> **What you need to do**
Count the lines in the entries below that contain the string "возбуждения", treating uppercase and lowercase as different, and give only the number.

******************************

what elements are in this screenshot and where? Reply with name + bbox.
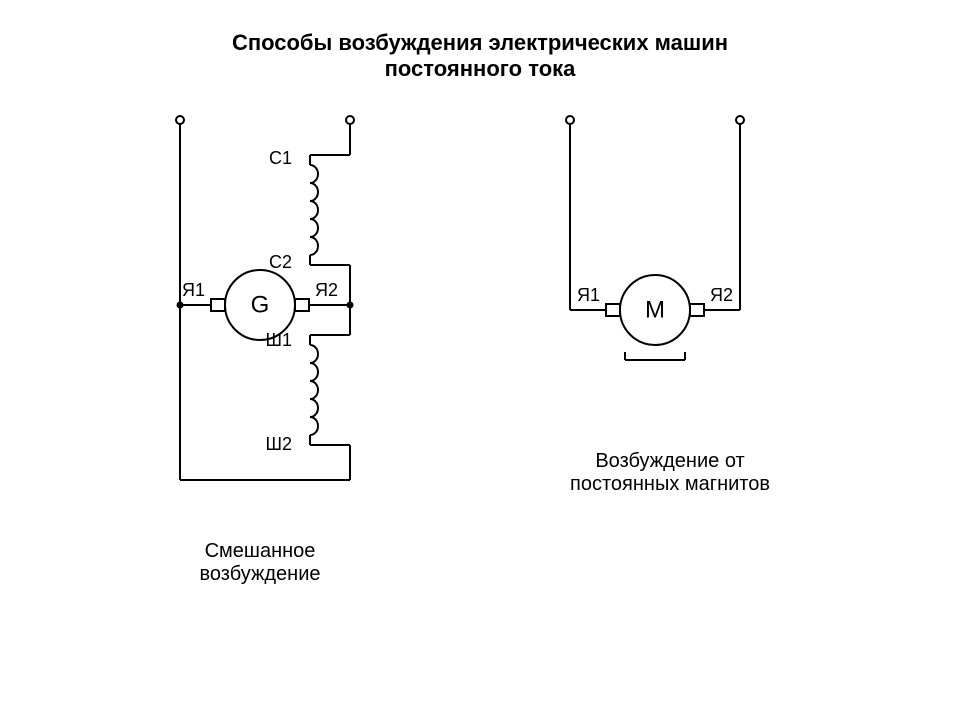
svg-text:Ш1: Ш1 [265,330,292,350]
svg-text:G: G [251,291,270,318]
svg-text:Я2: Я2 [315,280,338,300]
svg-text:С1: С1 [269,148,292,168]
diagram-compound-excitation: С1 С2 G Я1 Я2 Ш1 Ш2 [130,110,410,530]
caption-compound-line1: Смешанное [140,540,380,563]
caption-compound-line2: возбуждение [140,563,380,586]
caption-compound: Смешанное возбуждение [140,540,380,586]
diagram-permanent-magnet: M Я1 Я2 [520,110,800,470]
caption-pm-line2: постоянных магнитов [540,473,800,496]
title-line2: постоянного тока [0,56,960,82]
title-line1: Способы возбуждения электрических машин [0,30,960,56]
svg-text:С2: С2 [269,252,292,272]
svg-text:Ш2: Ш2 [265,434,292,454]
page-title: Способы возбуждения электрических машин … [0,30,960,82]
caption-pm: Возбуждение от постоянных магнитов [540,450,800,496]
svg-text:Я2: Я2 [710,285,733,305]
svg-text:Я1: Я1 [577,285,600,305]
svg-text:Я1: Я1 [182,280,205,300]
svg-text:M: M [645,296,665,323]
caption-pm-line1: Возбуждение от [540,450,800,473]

******************************

> **Solution**
2